- **THE REQUEST**
Report the count of lines below in which the string "name" occurs; include nothing else.

## BEGIN RAW DATA

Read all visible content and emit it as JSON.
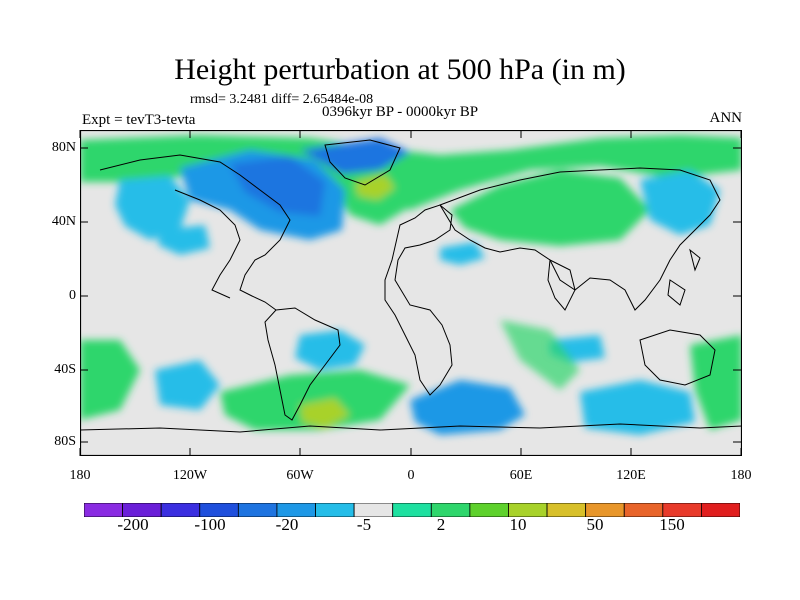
{
  "title": "Height perturbation at 500 hPa (in m)",
  "stats": "rmsd= 3.2481 diff= 2.65484e-08",
  "experiment": "Expt = tevT3-tevta",
  "period": "0396kyr BP - 0000kyr BP",
  "season": "ANN",
  "y_ticks": [
    "80N",
    "40N",
    "0",
    "40S",
    "80S"
  ],
  "x_ticks": [
    "180",
    "120W",
    "60W",
    "0",
    "60E",
    "120E",
    "180"
  ],
  "colorbar": {
    "colors": [
      "#8a2be2",
      "#6a1fd8",
      "#3b2fe0",
      "#1f4fdc",
      "#1f74e0",
      "#1e98e6",
      "#25bde8",
      "#e6e6e6",
      "#1ee0a0",
      "#2ed66c",
      "#5ed12c",
      "#a8d22a",
      "#d8c02a",
      "#e8962a",
      "#e8642a",
      "#e83a2a",
      "#e01e1e"
    ],
    "labels": [
      "-200",
      "-100",
      "-20",
      "-5",
      "2",
      "10",
      "50",
      "150"
    ]
  }
}
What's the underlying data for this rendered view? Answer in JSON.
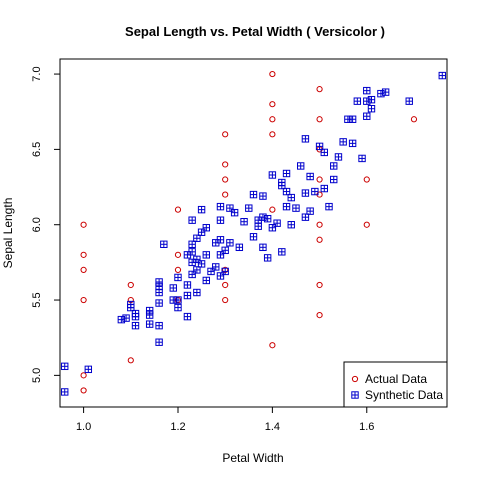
{
  "chart_data": {
    "type": "scatter",
    "title": "Sepal Length  vs.  Petal Width  ( Versicolor )",
    "xlabel": "Petal Width",
    "ylabel": "Sepal Length",
    "xlim": [
      0.95,
      1.77
    ],
    "ylim": [
      4.79,
      7.1
    ],
    "xticks": [
      "1.0",
      "1.2",
      "1.4",
      "1.6"
    ],
    "yticks": [
      "5.0",
      "5.5",
      "6.0",
      "6.5",
      "7.0"
    ],
    "grid": false,
    "legend_position": "bottom-right",
    "series": [
      {
        "name": "Actual Data",
        "marker": "circle",
        "color": "#cc0000",
        "points": [
          [
            1.0,
            4.9
          ],
          [
            1.0,
            5.0
          ],
          [
            1.0,
            5.5
          ],
          [
            1.0,
            5.7
          ],
          [
            1.0,
            5.8
          ],
          [
            1.0,
            6.0
          ],
          [
            1.1,
            5.1
          ],
          [
            1.1,
            5.5
          ],
          [
            1.1,
            5.6
          ],
          [
            1.2,
            5.5
          ],
          [
            1.2,
            5.7
          ],
          [
            1.2,
            5.8
          ],
          [
            1.2,
            6.1
          ],
          [
            1.3,
            5.5
          ],
          [
            1.3,
            5.6
          ],
          [
            1.3,
            5.7
          ],
          [
            1.3,
            6.2
          ],
          [
            1.3,
            6.3
          ],
          [
            1.3,
            6.4
          ],
          [
            1.3,
            6.6
          ],
          [
            1.4,
            5.2
          ],
          [
            1.4,
            6.1
          ],
          [
            1.4,
            6.6
          ],
          [
            1.4,
            6.7
          ],
          [
            1.4,
            6.8
          ],
          [
            1.4,
            7.0
          ],
          [
            1.5,
            5.4
          ],
          [
            1.5,
            5.6
          ],
          [
            1.5,
            5.9
          ],
          [
            1.5,
            6.0
          ],
          [
            1.5,
            6.2
          ],
          [
            1.5,
            6.3
          ],
          [
            1.5,
            6.5
          ],
          [
            1.5,
            6.7
          ],
          [
            1.5,
            6.9
          ],
          [
            1.6,
            6.0
          ],
          [
            1.6,
            6.3
          ],
          [
            1.7,
            6.7
          ]
        ]
      },
      {
        "name": "Synthetic Data",
        "marker": "square-plus",
        "color": "#0000cc",
        "points": [
          [
            0.96,
            4.89
          ],
          [
            0.96,
            5.06
          ],
          [
            1.01,
            5.04
          ],
          [
            1.08,
            5.37
          ],
          [
            1.09,
            5.38
          ],
          [
            1.1,
            5.45
          ],
          [
            1.1,
            5.47
          ],
          [
            1.11,
            5.33
          ],
          [
            1.11,
            5.39
          ],
          [
            1.11,
            5.41
          ],
          [
            1.14,
            5.34
          ],
          [
            1.14,
            5.4
          ],
          [
            1.14,
            5.43
          ],
          [
            1.16,
            5.22
          ],
          [
            1.16,
            5.33
          ],
          [
            1.16,
            5.48
          ],
          [
            1.16,
            5.55
          ],
          [
            1.16,
            5.59
          ],
          [
            1.16,
            5.62
          ],
          [
            1.17,
            5.87
          ],
          [
            1.19,
            5.5
          ],
          [
            1.19,
            5.58
          ],
          [
            1.2,
            5.45
          ],
          [
            1.2,
            5.5
          ],
          [
            1.2,
            5.65
          ],
          [
            1.22,
            5.39
          ],
          [
            1.22,
            5.53
          ],
          [
            1.22,
            5.6
          ],
          [
            1.22,
            5.8
          ],
          [
            1.23,
            5.67
          ],
          [
            1.23,
            5.75
          ],
          [
            1.23,
            5.82
          ],
          [
            1.23,
            5.87
          ],
          [
            1.23,
            6.03
          ],
          [
            1.24,
            5.55
          ],
          [
            1.24,
            5.7
          ],
          [
            1.24,
            5.77
          ],
          [
            1.24,
            5.91
          ],
          [
            1.25,
            5.74
          ],
          [
            1.25,
            5.95
          ],
          [
            1.25,
            6.1
          ],
          [
            1.26,
            5.63
          ],
          [
            1.26,
            5.8
          ],
          [
            1.26,
            5.98
          ],
          [
            1.27,
            5.69
          ],
          [
            1.28,
            5.72
          ],
          [
            1.28,
            5.88
          ],
          [
            1.29,
            5.66
          ],
          [
            1.29,
            5.8
          ],
          [
            1.29,
            5.9
          ],
          [
            1.29,
            6.03
          ],
          [
            1.29,
            6.12
          ],
          [
            1.3,
            5.69
          ],
          [
            1.3,
            5.83
          ],
          [
            1.31,
            5.88
          ],
          [
            1.31,
            6.11
          ],
          [
            1.32,
            6.08
          ],
          [
            1.33,
            5.85
          ],
          [
            1.34,
            6.02
          ],
          [
            1.35,
            6.11
          ],
          [
            1.36,
            5.92
          ],
          [
            1.36,
            6.2
          ],
          [
            1.37,
            5.99
          ],
          [
            1.37,
            6.03
          ],
          [
            1.38,
            5.85
          ],
          [
            1.38,
            6.05
          ],
          [
            1.38,
            6.19
          ],
          [
            1.39,
            5.78
          ],
          [
            1.39,
            6.04
          ],
          [
            1.4,
            5.98
          ],
          [
            1.4,
            6.33
          ],
          [
            1.41,
            6.01
          ],
          [
            1.42,
            5.82
          ],
          [
            1.42,
            6.26
          ],
          [
            1.42,
            6.28
          ],
          [
            1.43,
            6.12
          ],
          [
            1.43,
            6.22
          ],
          [
            1.43,
            6.34
          ],
          [
            1.44,
            6.0
          ],
          [
            1.44,
            6.18
          ],
          [
            1.45,
            6.11
          ],
          [
            1.46,
            6.39
          ],
          [
            1.47,
            6.05
          ],
          [
            1.47,
            6.21
          ],
          [
            1.47,
            6.57
          ],
          [
            1.48,
            6.32
          ],
          [
            1.48,
            6.09
          ],
          [
            1.49,
            6.22
          ],
          [
            1.5,
            6.52
          ],
          [
            1.51,
            6.24
          ],
          [
            1.51,
            6.48
          ],
          [
            1.52,
            6.12
          ],
          [
            1.53,
            6.3
          ],
          [
            1.53,
            6.39
          ],
          [
            1.54,
            6.45
          ],
          [
            1.55,
            6.55
          ],
          [
            1.56,
            6.7
          ],
          [
            1.57,
            6.54
          ],
          [
            1.57,
            6.7
          ],
          [
            1.58,
            6.82
          ],
          [
            1.59,
            6.44
          ],
          [
            1.6,
            6.72
          ],
          [
            1.6,
            6.82
          ],
          [
            1.6,
            6.89
          ],
          [
            1.61,
            6.77
          ],
          [
            1.61,
            6.83
          ],
          [
            1.63,
            6.87
          ],
          [
            1.64,
            6.88
          ],
          [
            1.69,
            6.82
          ],
          [
            1.76,
            6.99
          ]
        ]
      }
    ]
  }
}
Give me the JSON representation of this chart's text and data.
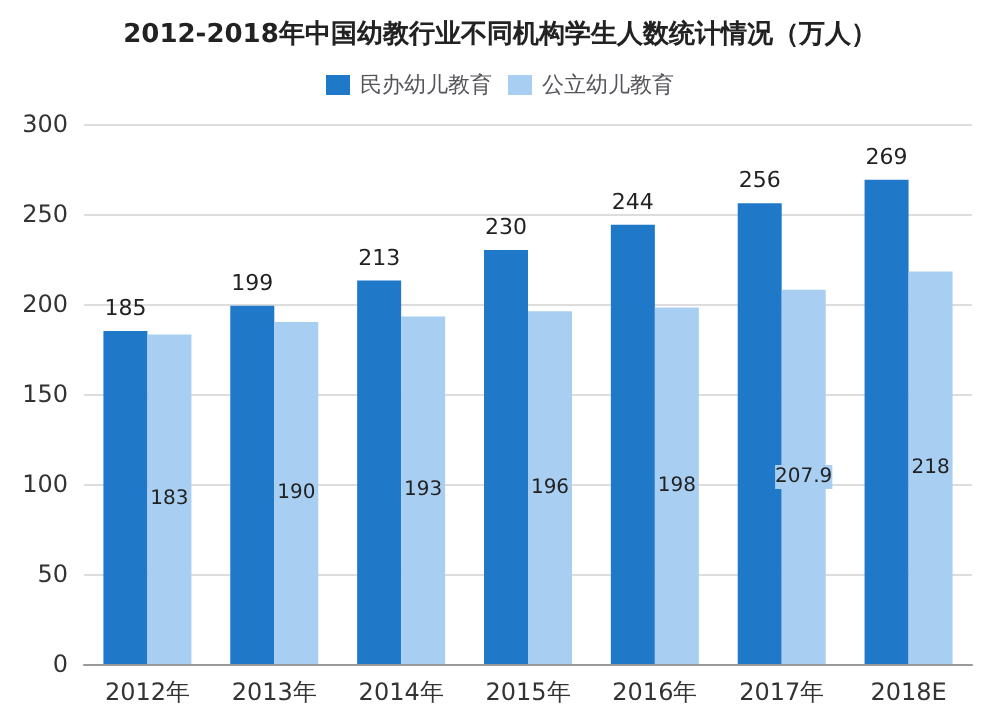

## END RAW DATA

- **THE SOLUTION**
2